> Given exercise
Identify each line below that contains the word "Ocean", and copy it out.

> Records about charts and figures
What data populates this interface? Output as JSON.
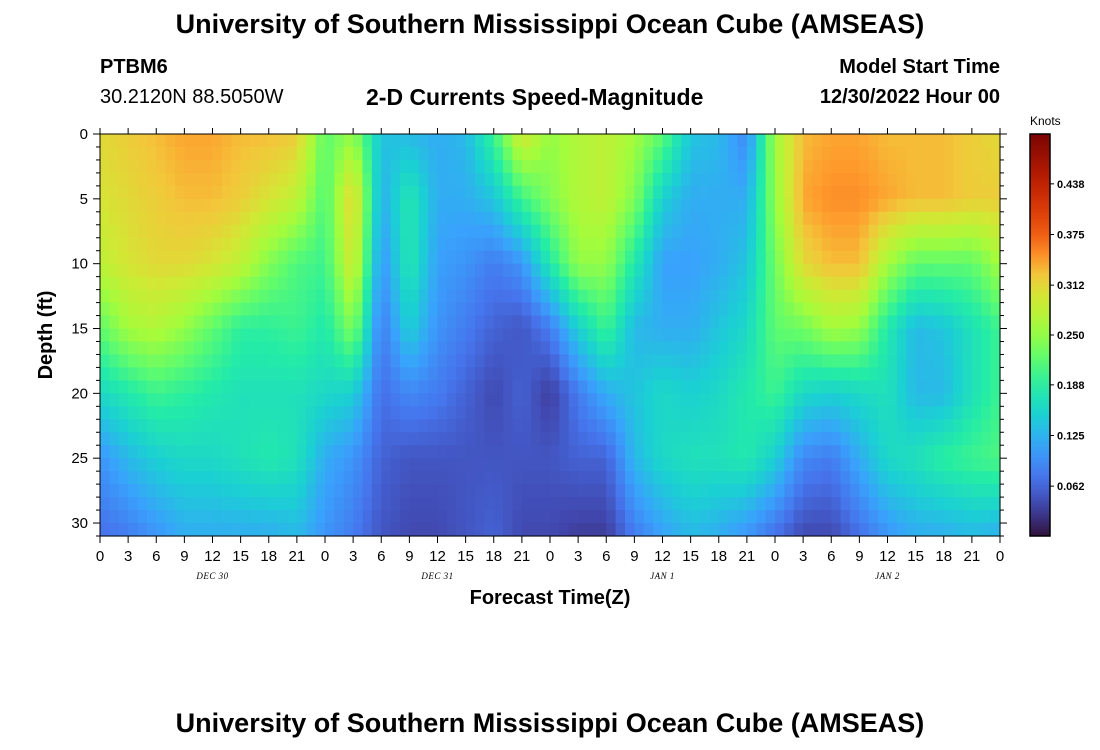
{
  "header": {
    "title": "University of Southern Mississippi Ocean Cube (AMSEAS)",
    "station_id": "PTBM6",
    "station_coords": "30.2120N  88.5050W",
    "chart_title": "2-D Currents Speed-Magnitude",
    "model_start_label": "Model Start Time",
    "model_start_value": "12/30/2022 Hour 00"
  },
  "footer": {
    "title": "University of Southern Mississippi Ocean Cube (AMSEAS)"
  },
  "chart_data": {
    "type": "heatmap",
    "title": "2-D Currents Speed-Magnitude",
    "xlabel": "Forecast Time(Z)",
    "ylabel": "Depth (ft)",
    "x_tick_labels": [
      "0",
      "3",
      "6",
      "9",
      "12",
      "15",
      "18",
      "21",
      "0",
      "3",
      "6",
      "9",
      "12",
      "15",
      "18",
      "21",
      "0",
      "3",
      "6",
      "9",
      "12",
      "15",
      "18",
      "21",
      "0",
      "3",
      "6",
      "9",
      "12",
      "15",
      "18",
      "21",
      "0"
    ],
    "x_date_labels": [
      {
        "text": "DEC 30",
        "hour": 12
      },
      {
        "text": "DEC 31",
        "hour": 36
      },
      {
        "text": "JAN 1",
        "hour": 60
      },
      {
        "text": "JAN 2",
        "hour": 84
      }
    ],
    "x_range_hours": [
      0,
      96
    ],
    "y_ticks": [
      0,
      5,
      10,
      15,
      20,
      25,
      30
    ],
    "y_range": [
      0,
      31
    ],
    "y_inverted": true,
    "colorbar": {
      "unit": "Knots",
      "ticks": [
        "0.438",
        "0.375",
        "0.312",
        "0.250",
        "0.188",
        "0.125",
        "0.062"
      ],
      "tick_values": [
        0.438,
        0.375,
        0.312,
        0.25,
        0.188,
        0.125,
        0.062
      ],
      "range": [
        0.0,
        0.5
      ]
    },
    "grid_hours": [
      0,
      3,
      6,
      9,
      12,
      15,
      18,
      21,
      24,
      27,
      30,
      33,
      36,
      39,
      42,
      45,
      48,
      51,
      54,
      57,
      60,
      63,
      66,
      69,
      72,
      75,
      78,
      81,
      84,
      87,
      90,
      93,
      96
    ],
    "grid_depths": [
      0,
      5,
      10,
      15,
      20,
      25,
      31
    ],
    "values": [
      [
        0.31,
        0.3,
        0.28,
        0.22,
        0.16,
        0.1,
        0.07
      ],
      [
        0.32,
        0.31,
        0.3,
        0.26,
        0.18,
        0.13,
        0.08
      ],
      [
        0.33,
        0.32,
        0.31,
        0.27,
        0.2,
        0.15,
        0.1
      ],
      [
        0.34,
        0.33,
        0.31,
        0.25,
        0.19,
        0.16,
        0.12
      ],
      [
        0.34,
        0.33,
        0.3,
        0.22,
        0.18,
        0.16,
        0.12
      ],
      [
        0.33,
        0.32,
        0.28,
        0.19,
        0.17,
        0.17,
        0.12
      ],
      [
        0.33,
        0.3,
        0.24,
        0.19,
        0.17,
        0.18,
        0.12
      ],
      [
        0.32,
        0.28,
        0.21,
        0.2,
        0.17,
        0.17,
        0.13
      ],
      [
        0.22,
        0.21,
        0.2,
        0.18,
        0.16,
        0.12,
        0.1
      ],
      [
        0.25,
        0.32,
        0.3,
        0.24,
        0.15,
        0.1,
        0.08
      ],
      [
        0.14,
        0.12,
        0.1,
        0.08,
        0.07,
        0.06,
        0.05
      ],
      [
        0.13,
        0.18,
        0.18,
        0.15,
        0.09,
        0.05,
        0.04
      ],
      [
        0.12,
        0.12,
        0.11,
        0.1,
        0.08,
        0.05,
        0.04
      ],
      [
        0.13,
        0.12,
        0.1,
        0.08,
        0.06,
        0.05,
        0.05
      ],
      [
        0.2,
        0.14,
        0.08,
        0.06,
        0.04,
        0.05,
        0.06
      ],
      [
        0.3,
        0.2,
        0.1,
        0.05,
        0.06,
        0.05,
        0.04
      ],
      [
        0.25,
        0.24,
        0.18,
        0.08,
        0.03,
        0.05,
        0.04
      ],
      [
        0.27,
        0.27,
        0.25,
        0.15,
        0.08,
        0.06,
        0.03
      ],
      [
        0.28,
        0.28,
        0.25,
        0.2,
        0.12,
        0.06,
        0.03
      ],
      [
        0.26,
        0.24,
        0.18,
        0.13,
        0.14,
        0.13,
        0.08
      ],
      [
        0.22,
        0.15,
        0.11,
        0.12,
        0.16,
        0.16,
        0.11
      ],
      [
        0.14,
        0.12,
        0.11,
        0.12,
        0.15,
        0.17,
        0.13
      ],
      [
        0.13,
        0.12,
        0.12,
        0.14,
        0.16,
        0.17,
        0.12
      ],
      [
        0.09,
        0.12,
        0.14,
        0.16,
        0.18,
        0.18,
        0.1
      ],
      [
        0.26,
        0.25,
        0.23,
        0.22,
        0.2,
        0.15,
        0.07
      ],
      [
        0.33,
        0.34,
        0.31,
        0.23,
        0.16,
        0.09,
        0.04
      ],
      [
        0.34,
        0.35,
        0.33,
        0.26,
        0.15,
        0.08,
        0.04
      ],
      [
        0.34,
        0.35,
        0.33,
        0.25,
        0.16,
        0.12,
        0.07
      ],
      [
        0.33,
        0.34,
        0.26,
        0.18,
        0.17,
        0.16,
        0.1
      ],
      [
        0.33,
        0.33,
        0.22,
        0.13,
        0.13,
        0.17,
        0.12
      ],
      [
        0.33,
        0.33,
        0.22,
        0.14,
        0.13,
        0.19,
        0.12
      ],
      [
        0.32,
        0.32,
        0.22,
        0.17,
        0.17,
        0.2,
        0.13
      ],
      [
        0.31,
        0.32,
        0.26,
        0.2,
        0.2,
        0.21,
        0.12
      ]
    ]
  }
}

--

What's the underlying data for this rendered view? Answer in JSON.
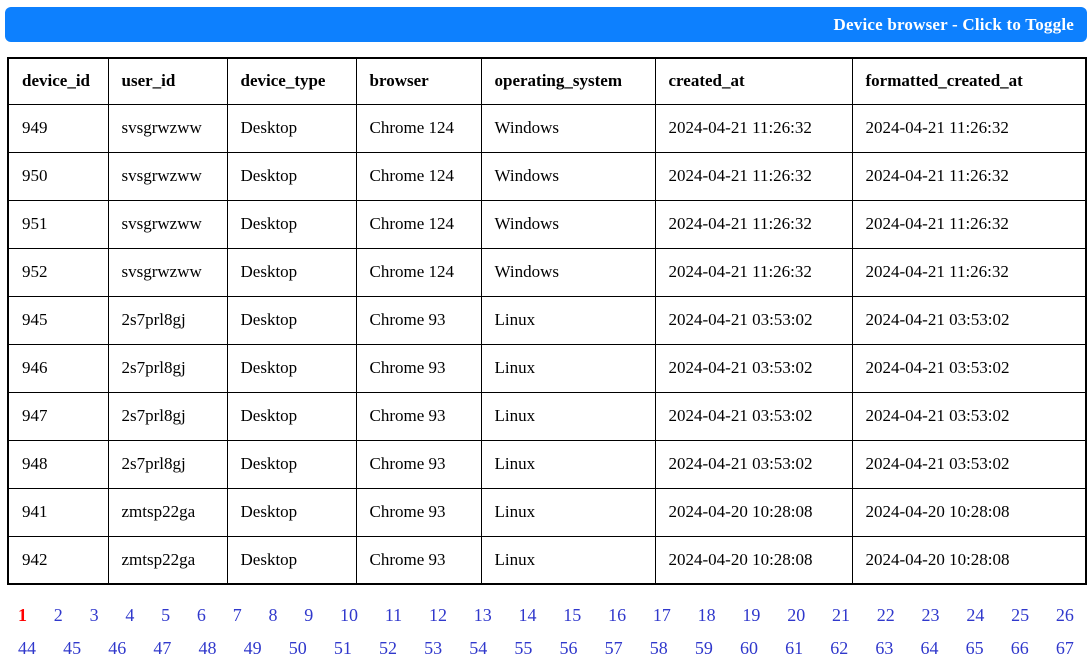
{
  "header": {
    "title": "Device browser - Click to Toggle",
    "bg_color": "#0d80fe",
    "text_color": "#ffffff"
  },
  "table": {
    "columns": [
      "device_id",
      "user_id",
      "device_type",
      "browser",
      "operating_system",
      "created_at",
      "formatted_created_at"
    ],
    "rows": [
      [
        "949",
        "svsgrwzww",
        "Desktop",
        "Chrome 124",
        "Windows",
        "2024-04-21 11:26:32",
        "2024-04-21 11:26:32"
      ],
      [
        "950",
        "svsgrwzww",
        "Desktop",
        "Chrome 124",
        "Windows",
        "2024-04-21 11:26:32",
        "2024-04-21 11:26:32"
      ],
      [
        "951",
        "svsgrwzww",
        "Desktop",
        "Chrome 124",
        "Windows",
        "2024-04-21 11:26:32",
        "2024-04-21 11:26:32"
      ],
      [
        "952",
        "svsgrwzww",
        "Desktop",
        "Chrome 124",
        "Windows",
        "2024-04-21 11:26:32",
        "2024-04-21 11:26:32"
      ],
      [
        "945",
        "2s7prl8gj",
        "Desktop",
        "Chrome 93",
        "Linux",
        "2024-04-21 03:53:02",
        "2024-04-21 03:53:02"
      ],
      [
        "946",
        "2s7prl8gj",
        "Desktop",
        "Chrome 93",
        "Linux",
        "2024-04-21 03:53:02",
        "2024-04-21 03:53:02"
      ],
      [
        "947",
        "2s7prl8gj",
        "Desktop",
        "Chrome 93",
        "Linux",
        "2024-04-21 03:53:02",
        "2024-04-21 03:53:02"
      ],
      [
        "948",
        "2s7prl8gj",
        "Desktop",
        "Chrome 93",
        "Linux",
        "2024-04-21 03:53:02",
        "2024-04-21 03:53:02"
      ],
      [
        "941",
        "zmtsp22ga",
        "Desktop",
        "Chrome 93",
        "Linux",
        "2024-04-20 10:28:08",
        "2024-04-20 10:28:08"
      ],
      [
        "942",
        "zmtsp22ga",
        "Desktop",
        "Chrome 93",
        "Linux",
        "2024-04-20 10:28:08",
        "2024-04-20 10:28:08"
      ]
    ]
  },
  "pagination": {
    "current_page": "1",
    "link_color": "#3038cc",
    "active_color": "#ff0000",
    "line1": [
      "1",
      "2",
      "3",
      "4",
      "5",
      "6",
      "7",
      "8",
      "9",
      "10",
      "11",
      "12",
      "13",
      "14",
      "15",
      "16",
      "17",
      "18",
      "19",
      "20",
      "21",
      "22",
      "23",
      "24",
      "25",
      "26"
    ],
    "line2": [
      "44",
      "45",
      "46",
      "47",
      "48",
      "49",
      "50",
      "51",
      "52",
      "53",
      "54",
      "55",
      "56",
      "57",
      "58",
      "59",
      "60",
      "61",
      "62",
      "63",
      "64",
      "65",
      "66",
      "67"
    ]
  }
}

> Output of the task
    "title": "University of Southern Mississippi Ocean Cube (AMSEAS)",
    "title": "University of Southern Mississippi Ocean Cube (AMSEAS)"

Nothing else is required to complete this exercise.